START Task input

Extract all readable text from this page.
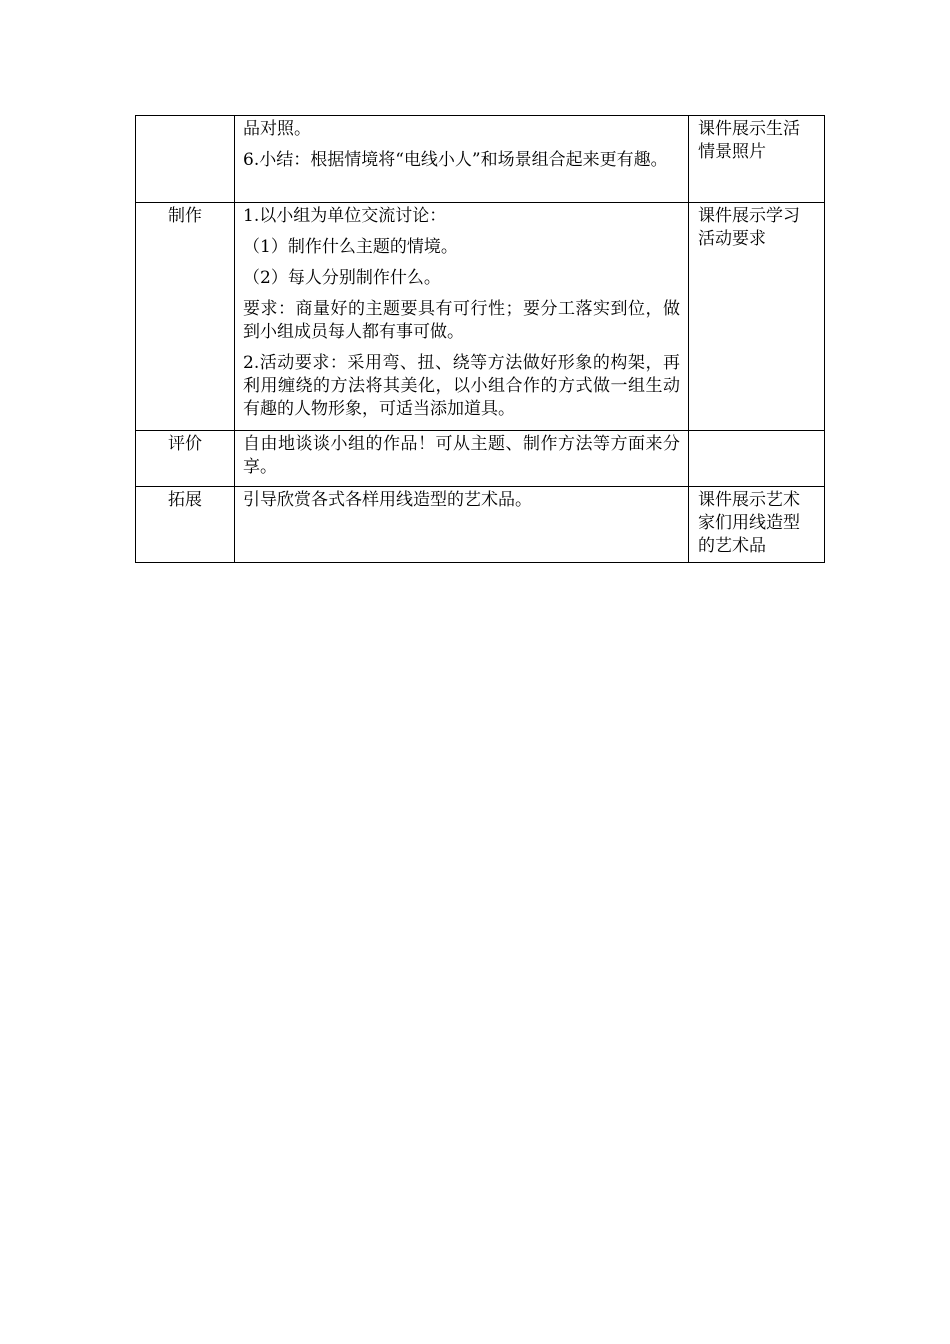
	品对照。

6.小结：根据情境将“电线小人”和场景组合起来更有趣。	课件展示生活情景照片
制作	1.以小组为单位交流讨论：

（1）制作什么主题的情境。

（2）每人分别制作什么。

要求：商量好的主题要具有可行性；要分工落实到位，做到小组成员每人都有事可做。

2.活动要求：采用弯、扭、绕等方法做好形象的构架，再利用缠绕的方法将其美化，以小组合作的方式做一组生动有趣的人物形象，可适当添加道具。	课件展示学习活动要求
评价	自由地谈谈小组的作品！可从主题、制作方法等方面来分享。	

拓展	引导欣赏各式各样用线造型的艺术品。	课件展示艺术家们用线造型的艺术品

END Task input

▸ **Given problem**
Using the records above, output their complete text exactly, minus any images.

▸ **Problem solution**
Extract all readable text from this page.
	品对照。

6.小结：根据情境将“电线小人”和场景组合起来更有趣。	课件展示生活情景照片
制作	1.以小组为单位交流讨论：

（1）制作什么主题的情境。

（2）每人分别制作什么。

要求：商量好的主题要具有可行性；要分工落实到位，做到小组成员每人都有事可做。

2.活动要求：采用弯、扭、绕等方法做好形象的构架，再利用缠绕的方法将其美化，以小组合作的方式做一组生动有趣的人物形象，可适当添加道具。	课件展示学习活动要求
评价	自由地谈谈小组的作品！可从主题、制作方法等方面来分享。	

拓展	引导欣赏各式各样用线造型的艺术品。	课件展示艺术家们用线造型的艺术品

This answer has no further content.